··· Input records

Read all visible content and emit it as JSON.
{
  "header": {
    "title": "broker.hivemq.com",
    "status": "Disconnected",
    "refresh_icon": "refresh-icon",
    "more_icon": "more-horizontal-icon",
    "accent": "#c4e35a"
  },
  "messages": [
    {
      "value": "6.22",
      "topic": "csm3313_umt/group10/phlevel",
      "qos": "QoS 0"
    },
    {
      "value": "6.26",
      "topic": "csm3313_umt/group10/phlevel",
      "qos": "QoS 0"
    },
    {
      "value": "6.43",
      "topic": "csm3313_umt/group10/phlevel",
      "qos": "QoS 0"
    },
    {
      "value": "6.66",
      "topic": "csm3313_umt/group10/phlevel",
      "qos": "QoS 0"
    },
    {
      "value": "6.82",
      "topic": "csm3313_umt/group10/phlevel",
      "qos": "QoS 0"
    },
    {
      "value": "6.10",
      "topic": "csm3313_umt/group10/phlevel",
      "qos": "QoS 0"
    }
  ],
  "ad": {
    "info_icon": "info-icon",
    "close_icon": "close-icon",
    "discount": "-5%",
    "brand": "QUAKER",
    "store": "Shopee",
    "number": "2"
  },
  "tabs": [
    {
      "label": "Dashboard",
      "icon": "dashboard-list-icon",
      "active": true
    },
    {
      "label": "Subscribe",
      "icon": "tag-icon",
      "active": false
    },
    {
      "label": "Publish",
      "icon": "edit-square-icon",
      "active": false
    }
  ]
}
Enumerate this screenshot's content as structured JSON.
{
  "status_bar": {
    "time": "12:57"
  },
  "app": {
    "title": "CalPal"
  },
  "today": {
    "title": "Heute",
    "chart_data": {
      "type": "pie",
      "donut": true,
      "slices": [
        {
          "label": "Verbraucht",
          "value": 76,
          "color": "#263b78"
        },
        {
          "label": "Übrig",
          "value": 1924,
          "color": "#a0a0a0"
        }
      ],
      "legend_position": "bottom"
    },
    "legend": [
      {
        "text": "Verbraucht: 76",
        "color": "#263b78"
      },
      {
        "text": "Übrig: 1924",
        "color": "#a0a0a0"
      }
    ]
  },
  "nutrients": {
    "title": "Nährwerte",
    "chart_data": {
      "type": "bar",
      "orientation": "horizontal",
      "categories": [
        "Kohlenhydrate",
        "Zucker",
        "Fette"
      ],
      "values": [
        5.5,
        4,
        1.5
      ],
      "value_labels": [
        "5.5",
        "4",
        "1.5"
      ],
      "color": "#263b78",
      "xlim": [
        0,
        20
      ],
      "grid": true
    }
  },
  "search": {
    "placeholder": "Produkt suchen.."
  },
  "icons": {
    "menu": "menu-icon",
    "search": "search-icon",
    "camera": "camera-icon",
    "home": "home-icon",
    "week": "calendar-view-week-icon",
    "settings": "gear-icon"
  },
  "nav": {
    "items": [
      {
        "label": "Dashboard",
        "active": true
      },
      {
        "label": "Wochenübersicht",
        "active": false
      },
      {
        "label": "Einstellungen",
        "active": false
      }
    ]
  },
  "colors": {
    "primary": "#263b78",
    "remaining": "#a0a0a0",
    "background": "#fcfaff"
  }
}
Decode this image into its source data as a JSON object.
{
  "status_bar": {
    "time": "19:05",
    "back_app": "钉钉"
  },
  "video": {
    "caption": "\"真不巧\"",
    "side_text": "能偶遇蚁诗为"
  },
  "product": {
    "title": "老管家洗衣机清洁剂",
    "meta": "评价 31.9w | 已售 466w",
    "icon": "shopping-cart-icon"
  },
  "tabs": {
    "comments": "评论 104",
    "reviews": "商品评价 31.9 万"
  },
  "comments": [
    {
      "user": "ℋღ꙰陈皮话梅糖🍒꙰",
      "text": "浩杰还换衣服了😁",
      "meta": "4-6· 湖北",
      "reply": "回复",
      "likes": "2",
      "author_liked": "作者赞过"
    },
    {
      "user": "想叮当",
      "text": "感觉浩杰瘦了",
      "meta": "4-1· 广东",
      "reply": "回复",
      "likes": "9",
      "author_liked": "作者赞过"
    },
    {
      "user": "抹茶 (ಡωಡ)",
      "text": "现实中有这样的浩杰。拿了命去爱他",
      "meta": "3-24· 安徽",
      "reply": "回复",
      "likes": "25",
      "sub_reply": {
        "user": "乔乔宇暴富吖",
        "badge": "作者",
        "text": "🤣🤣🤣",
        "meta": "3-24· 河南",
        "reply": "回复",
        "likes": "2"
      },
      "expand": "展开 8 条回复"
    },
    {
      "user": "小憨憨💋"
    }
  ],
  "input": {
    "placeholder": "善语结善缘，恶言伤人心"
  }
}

······

*Task to complete*
Exactly and only the lines from the one containing "Decode this image" through the end of the material are to be reproduced, both ends included.

*Exercise result*
Decode this image into its source data as a JSON object.
{
  "status_bar": {
    "time": "19:05",
    "back_app": "钉钉"
  },
  "video": {
    "caption": "\"真不巧\"",
    "side_text": "能偶遇蚁诗为"
  },
  "product": {
    "title": "老管家洗衣机清洁剂",
    "meta": "评价 31.9w | 已售 466w",
    "icon": "shopping-cart-icon"
  },
  "tabs": {
    "comments": "评论 104",
    "reviews": "商品评价 31.9 万"
  },
  "comments": [
    {
      "user": "ℋღ꙰陈皮话梅糖🍒꙰",
      "text": "浩杰还换衣服了😁",
      "meta": "4-6· 湖北",
      "reply": "回复",
      "likes": "2",
      "author_liked": "作者赞过"
    },
    {
      "user": "想叮当",
      "text": "感觉浩杰瘦了",
      "meta": "4-1· 广东",
      "reply": "回复",
      "likes": "9",
      "author_liked": "作者赞过"
    },
    {
      "user": "抹茶 (ಡωಡ)",
      "text": "现实中有这样的浩杰。拿了命去爱他",
      "meta": "3-24· 安徽",
      "reply": "回复",
      "likes": "25",
      "sub_reply": {
        "user": "乔乔宇暴富吖",
        "badge": "作者",
        "text": "🤣🤣🤣",
        "meta": "3-24· 河南",
        "reply": "回复",
        "likes": "2"
      },
      "expand": "展开 8 条回复"
    },
    {
      "user": "小憨憨💋"
    }
  ],
  "input": {
    "placeholder": "善语结善缘，恶言伤人心"
  }
}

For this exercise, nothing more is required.